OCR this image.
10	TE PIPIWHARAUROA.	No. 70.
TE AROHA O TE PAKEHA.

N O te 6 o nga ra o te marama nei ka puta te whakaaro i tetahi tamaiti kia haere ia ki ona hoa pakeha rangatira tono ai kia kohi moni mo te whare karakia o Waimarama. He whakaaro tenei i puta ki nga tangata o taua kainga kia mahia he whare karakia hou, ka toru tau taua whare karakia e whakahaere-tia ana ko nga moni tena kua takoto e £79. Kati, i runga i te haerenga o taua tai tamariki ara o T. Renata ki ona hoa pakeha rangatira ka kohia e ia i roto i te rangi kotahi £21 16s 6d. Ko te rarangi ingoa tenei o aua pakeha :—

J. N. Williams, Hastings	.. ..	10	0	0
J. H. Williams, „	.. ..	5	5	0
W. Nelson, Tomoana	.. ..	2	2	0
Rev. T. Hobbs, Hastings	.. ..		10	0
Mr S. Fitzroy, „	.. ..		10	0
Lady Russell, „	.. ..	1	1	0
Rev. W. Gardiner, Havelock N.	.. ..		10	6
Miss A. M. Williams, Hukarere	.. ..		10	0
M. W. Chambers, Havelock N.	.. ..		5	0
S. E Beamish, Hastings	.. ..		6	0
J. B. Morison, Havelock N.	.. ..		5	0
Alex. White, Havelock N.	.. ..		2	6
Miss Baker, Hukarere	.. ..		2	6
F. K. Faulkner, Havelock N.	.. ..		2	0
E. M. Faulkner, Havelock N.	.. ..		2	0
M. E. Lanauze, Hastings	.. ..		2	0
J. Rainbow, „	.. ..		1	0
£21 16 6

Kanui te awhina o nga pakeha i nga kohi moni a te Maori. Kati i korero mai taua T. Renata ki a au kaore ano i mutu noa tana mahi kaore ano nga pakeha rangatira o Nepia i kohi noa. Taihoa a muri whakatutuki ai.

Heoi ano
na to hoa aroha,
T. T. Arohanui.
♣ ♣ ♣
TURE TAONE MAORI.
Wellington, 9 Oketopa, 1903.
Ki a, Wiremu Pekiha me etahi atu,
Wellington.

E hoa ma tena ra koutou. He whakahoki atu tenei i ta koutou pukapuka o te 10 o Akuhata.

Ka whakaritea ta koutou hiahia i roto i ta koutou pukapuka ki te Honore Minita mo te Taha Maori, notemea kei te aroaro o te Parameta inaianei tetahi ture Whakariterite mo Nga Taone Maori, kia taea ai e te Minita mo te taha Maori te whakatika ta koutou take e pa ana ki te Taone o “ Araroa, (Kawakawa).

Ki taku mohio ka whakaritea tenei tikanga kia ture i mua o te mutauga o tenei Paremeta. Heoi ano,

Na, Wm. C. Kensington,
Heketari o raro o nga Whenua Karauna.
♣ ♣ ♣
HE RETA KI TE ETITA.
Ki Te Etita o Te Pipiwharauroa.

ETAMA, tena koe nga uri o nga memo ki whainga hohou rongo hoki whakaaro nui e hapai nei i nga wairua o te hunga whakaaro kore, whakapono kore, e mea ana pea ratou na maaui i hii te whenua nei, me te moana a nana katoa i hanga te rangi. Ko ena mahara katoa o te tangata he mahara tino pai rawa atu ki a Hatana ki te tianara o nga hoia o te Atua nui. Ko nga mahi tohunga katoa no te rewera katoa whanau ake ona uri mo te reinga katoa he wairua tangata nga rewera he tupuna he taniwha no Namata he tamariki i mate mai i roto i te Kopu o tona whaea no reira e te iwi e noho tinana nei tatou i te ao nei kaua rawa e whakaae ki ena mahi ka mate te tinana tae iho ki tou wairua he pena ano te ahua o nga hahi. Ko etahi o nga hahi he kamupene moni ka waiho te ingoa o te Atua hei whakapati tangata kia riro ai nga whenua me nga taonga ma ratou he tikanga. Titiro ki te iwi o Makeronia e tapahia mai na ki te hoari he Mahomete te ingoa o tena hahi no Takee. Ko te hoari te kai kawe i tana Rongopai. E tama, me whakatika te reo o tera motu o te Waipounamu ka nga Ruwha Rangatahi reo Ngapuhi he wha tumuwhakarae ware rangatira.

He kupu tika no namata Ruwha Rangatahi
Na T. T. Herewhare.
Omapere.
==================================================
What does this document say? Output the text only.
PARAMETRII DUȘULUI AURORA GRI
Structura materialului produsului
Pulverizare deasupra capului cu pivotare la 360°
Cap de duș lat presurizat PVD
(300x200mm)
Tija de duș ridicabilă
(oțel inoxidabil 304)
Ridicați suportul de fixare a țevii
==================================================
Within the listing above, find every line containing the string "this" and return it.

OCR this image.
What does this document say? Output the text only.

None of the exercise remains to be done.